# The problem
Print the entries below word for word; the pictures stay out of your copy.

# Material for the task
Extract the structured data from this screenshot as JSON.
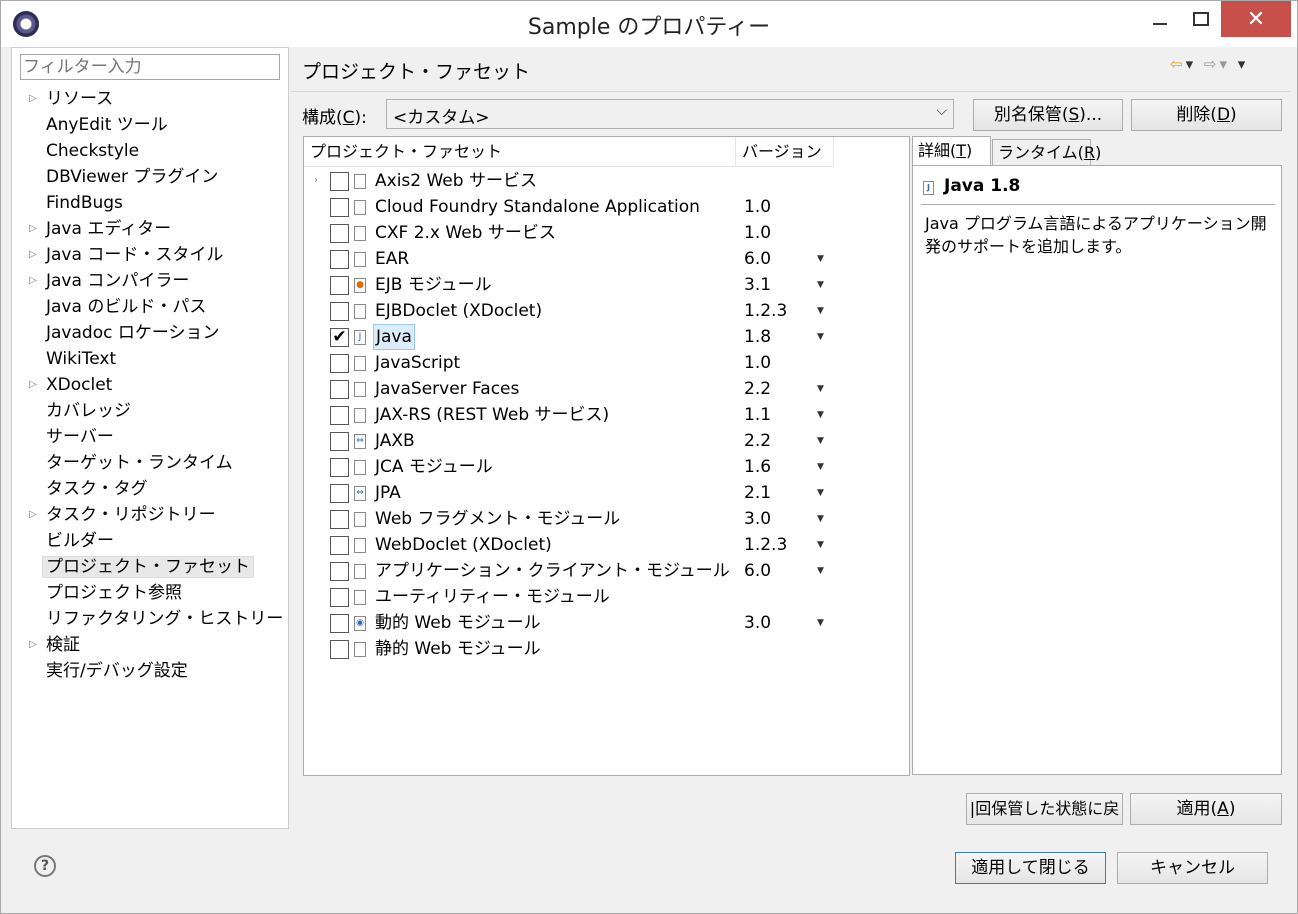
{
  "window": {
    "title": "Sample のプロパティー",
    "close_glyph": "✕"
  },
  "left": {
    "filter_placeholder": "フィルター入力",
    "tree": [
      {
        "label": "リソース",
        "expandable": true
      },
      {
        "label": "AnyEdit ツール",
        "expandable": false
      },
      {
        "label": "Checkstyle",
        "expandable": false
      },
      {
        "label": "DBViewer プラグイン",
        "expandable": false
      },
      {
        "label": "FindBugs",
        "expandable": false
      },
      {
        "label": "Java エディター",
        "expandable": true
      },
      {
        "label": "Java コード・スタイル",
        "expandable": true
      },
      {
        "label": "Java コンパイラー",
        "expandable": true
      },
      {
        "label": "Java のビルド・パス",
        "expandable": false
      },
      {
        "label": "Javadoc ロケーション",
        "expandable": false
      },
      {
        "label": "WikiText",
        "expandable": false
      },
      {
        "label": "XDoclet",
        "expandable": true
      },
      {
        "label": "カバレッジ",
        "expandable": false
      },
      {
        "label": "サーバー",
        "expandable": false
      },
      {
        "label": "ターゲット・ランタイム",
        "expandable": false
      },
      {
        "label": "タスク・タグ",
        "expandable": false
      },
      {
        "label": "タスク・リポジトリー",
        "expandable": true
      },
      {
        "label": "ビルダー",
        "expandable": false
      },
      {
        "label": "プロジェクト・ファセット",
        "expandable": false,
        "selected": true
      },
      {
        "label": "プロジェクト参照",
        "expandable": false
      },
      {
        "label": "リファクタリング・ヒストリー",
        "expandable": false
      },
      {
        "label": "検証",
        "expandable": true
      },
      {
        "label": "実行/デバッグ設定",
        "expandable": false
      }
    ]
  },
  "main": {
    "page_title": "プロジェクト・ファセット",
    "config_label_pre": "構成(",
    "config_label_key": "C",
    "config_label_post": "):",
    "config_value": "<カスタム>",
    "alias_button": {
      "pre": "別名保管(",
      "key": "S",
      "post": ")..."
    },
    "delete_button": {
      "pre": "削除(",
      "key": "D",
      "post": ")"
    },
    "table": {
      "col_facet": "プロジェクト・ファセット",
      "col_version": "バージョン",
      "rows": [
        {
          "name": "Axis2 Web サービス",
          "version": "",
          "checked": false,
          "expandable": true,
          "dropdown": false,
          "icon": "doc"
        },
        {
          "name": "Cloud Foundry Standalone Application",
          "version": "1.0",
          "checked": false,
          "dropdown": false,
          "icon": "doc"
        },
        {
          "name": "CXF 2.x Web サービス",
          "version": "1.0",
          "checked": false,
          "dropdown": false,
          "icon": "doc"
        },
        {
          "name": "EAR",
          "version": "6.0",
          "checked": false,
          "dropdown": true,
          "icon": "doc"
        },
        {
          "name": "EJB モジュール",
          "version": "3.1",
          "checked": false,
          "dropdown": true,
          "icon": "ejb"
        },
        {
          "name": "EJBDoclet (XDoclet)",
          "version": "1.2.3",
          "checked": false,
          "dropdown": true,
          "icon": "doc"
        },
        {
          "name": "Java",
          "version": "1.8",
          "checked": true,
          "selected": true,
          "dropdown": true,
          "icon": "java"
        },
        {
          "name": "JavaScript",
          "version": "1.0",
          "checked": false,
          "dropdown": false,
          "icon": "doc"
        },
        {
          "name": "JavaServer Faces",
          "version": "2.2",
          "checked": false,
          "dropdown": true,
          "icon": "doc"
        },
        {
          "name": "JAX-RS (REST Web サービス)",
          "version": "1.1",
          "checked": false,
          "dropdown": true,
          "icon": "doc"
        },
        {
          "name": "JAXB",
          "version": "2.2",
          "checked": false,
          "dropdown": true,
          "icon": "arrows"
        },
        {
          "name": "JCA モジュール",
          "version": "1.6",
          "checked": false,
          "dropdown": true,
          "icon": "doc"
        },
        {
          "name": "JPA",
          "version": "2.1",
          "checked": false,
          "dropdown": true,
          "icon": "arrows"
        },
        {
          "name": "Web フラグメント・モジュール",
          "version": "3.0",
          "checked": false,
          "dropdown": true,
          "icon": "doc"
        },
        {
          "name": "WebDoclet (XDoclet)",
          "version": "1.2.3",
          "checked": false,
          "dropdown": true,
          "icon": "doc"
        },
        {
          "name": "アプリケーション・クライアント・モジュール",
          "version": "6.0",
          "checked": false,
          "dropdown": true,
          "icon": "doc"
        },
        {
          "name": "ユーティリティー・モジュール",
          "version": "",
          "checked": false,
          "dropdown": false,
          "icon": "doc"
        },
        {
          "name": "動的 Web モジュール",
          "version": "3.0",
          "checked": false,
          "dropdown": true,
          "icon": "web"
        },
        {
          "name": "静的 Web モジュール",
          "version": "",
          "checked": false,
          "dropdown": false,
          "icon": "doc"
        }
      ]
    },
    "tabs": {
      "details": {
        "pre": "詳細(",
        "key": "T",
        "post": ")"
      },
      "runtime": {
        "pre": "ランタイム(",
        "key": "R",
        "post": ")"
      }
    },
    "details": {
      "heading": "Java 1.8",
      "description": "Java プログラム言語によるアプリケーション開発のサポートを追加します。"
    },
    "restore_button": "|回保管した状態に戻",
    "apply_button": {
      "pre": "適用(",
      "key": "A",
      "post": ")"
    }
  },
  "footer": {
    "help": "?",
    "apply_close": "適用して閉じる",
    "cancel": "キャンセル"
  }
}
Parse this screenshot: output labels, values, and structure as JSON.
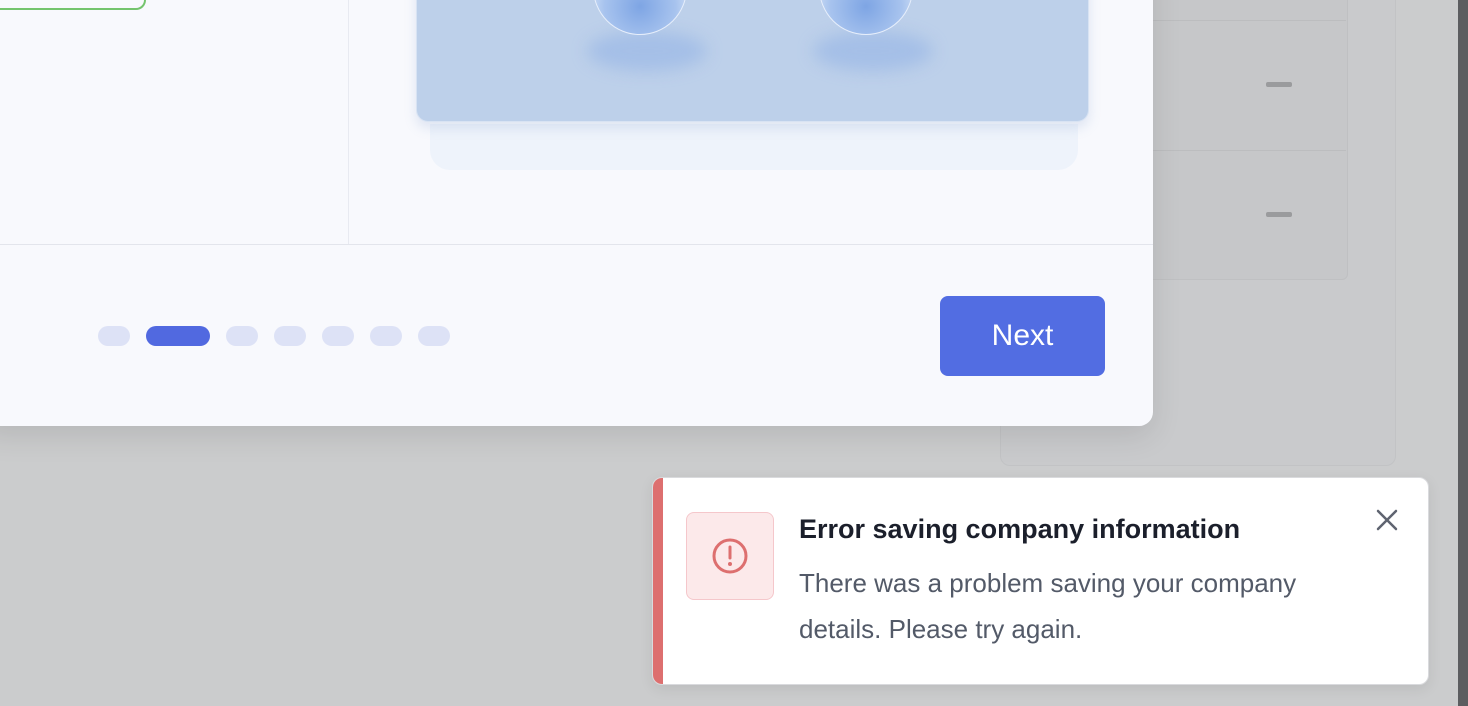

# Expected answer
Extract the structured data from this screenshot as JSON.
{
  "window": {
    "title": "Sample のプロパティー",
    "close_glyph": "✕"
  },
  "left": {
    "filter_placeholder": "フィルター入力",
    "tree": [
      {
        "label": "リソース",
        "expandable": true
      },
      {
        "label": "AnyEdit ツール",
        "expandable": false
      },
      {
        "label": "Checkstyle",
        "expandable": false
      },
      {
        "label": "DBViewer プラグイン",
        "expandable": false
      },
      {
        "label": "FindBugs",
        "expandable": false
      },
      {
        "label": "Java エディター",
        "expandable": true
      },
      {
        "label": "Java コード・スタイル",
        "expandable": true
      },
      {
        "label": "Java コンパイラー",
        "expandable": true
      },
      {
        "label": "Java のビルド・パス",
        "expandable": false
      },
      {
        "label": "Javadoc ロケーション",
        "expandable": false
      },
      {
        "label": "WikiText",
        "expandable": false
      },
      {
        "label": "XDoclet",
        "expandable": true
      },
      {
        "label": "カバレッジ",
        "expandable": false
      },
      {
        "label": "サーバー",
        "expandable": false
      },
      {
        "label": "ターゲット・ランタイム",
        "expandable": false
      },
      {
        "label": "タスク・タグ",
        "expandable": false
      },
      {
        "label": "タスク・リポジトリー",
        "expandable": true
      },
      {
        "label": "ビルダー",
        "expandable": false
      },
      {
        "label": "プロジェクト・ファセット",
        "expandable": false,
        "selected": true
      },
      {
        "label": "プロジェクト参照",
        "expandable": false
      },
      {
        "label": "リファクタリング・ヒストリー",
        "expandable": false
      },
      {
        "label": "検証",
        "expandable": true
      },
      {
        "label": "実行/デバッグ設定",
        "expandable": false
      }
    ]
  },
  "main": {
    "page_title": "プロジェクト・ファセット",
    "config_label_pre": "構成(",
    "config_label_key": "C",
    "config_label_post": "):",
    "config_value": "<カスタム>",
    "alias_button": {
      "pre": "別名保管(",
      "key": "S",
      "post": ")..."
    },
    "delete_button": {
      "pre": "削除(",
      "key": "D",
      "post": ")"
    },
    "table": {
      "col_facet": "プロジェクト・ファセット",
      "col_version": "バージョン",
      "rows": [
        {
          "name": "Axis2 Web サービス",
          "version": "",
          "checked": false,
          "expandable": true,
          "dropdown": false,
          "icon": "doc"
        },
        {
          "name": "Cloud Foundry Standalone Application",
          "version": "1.0",
          "checked": false,
          "dropdown": false,
          "icon": "doc"
        },
        {
          "name": "CXF 2.x Web サービス",
          "version": "1.0",
          "checked": false,
          "dropdown": false,
          "icon": "doc"
        },
        {
          "name": "EAR",
          "version": "6.0",
          "checked": false,
          "dropdown": true,
          "icon": "doc"
        },
        {
          "name": "EJB モジュール",
          "version": "3.1",
          "checked": false,
          "dropdown": true,
          "icon": "ejb"
        },
        {
          "name": "EJBDoclet (XDoclet)",
          "version": "1.2.3",
          "checked": false,
          "dropdown": true,
          "icon": "doc"
        },
        {
          "name": "Java",
          "version": "1.8",
          "checked": true,
          "selected": true,
          "dropdown": true,
          "icon": "java"
        },
        {
          "name": "JavaScript",
          "version": "1.0",
          "checked": false,
          "dropdown": false,
          "icon": "doc"
        },
        {
          "name": "JavaServer Faces",
          "version": "2.2",
          "checked": false,
          "dropdown": true,
          "icon": "doc"
        },
        {
          "name": "JAX-RS (REST Web サービス)",
          "version": "1.1",
          "checked": false,
          "dropdown": true,
          "icon": "doc"
        },
        {
          "name": "JAXB",
          "version": "2.2",
          "checked": false,
          "dropdown": true,
          "icon": "arrows"
        },
        {
          "name": "JCA モジュール",
          "version": "1.6",
          "checked": false,
          "dropdown": true,
          "icon": "doc"
        },
        {
          "name": "JPA",
          "version": "2.1",
          "checked": false,
          "dropdown": true,
          "icon": "arrows"
        },
        {
          "name": "Web フラグメント・モジュール",
          "version": "3.0",
          "checked": false,
          "dropdown": true,
          "icon": "doc"
        },
        {
          "name": "WebDoclet (XDoclet)",
          "version": "1.2.3",
          "checked": false,
          "dropdown": true,
          "icon": "doc"
        },
        {
          "name": "アプリケーション・クライアント・モジュール",
          "version": "6.0",
          "checked": false,
          "dropdown": true,
          "icon": "doc"
        },
        {
          "name": "ユーティリティー・モジュール",
          "version": "",
          "checked": false,
          "dropdown": false,
          "icon": "doc"
        },
        {
          "name": "動的 Web モジュール",
          "version": "3.0",
          "checked": false,
          "dropdown": true,
          "icon": "web"
        },
        {
          "name": "静的 Web モジュール",
          "version": "",
          "checked": false,
          "dropdown": false,
          "icon": "doc"
        }
      ]
    },
    "tabs": {
      "details": {
        "pre": "詳細(",
        "key": "T",
        "post": ")"
      },
      "runtime": {
        "pre": "ランタイム(",
        "key": "R",
        "post": ")"
      }
    },
    "details": {
      "heading": "Java 1.8",
      "description": "Java プログラム言語によるアプリケーション開発のサポートを追加します。"
    },
    "restore_button": "|回保管した状態に戻",
    "apply_button": {
      "pre": "適用(",
      "key": "A",
      "post": ")"
    }
  },
  "footer": {
    "help": "?",
    "apply_close": "適用して閉じる",
    "cancel": "キャンセル"
  }
}
Parse this screenshot: output labels, values, and structure as JSON.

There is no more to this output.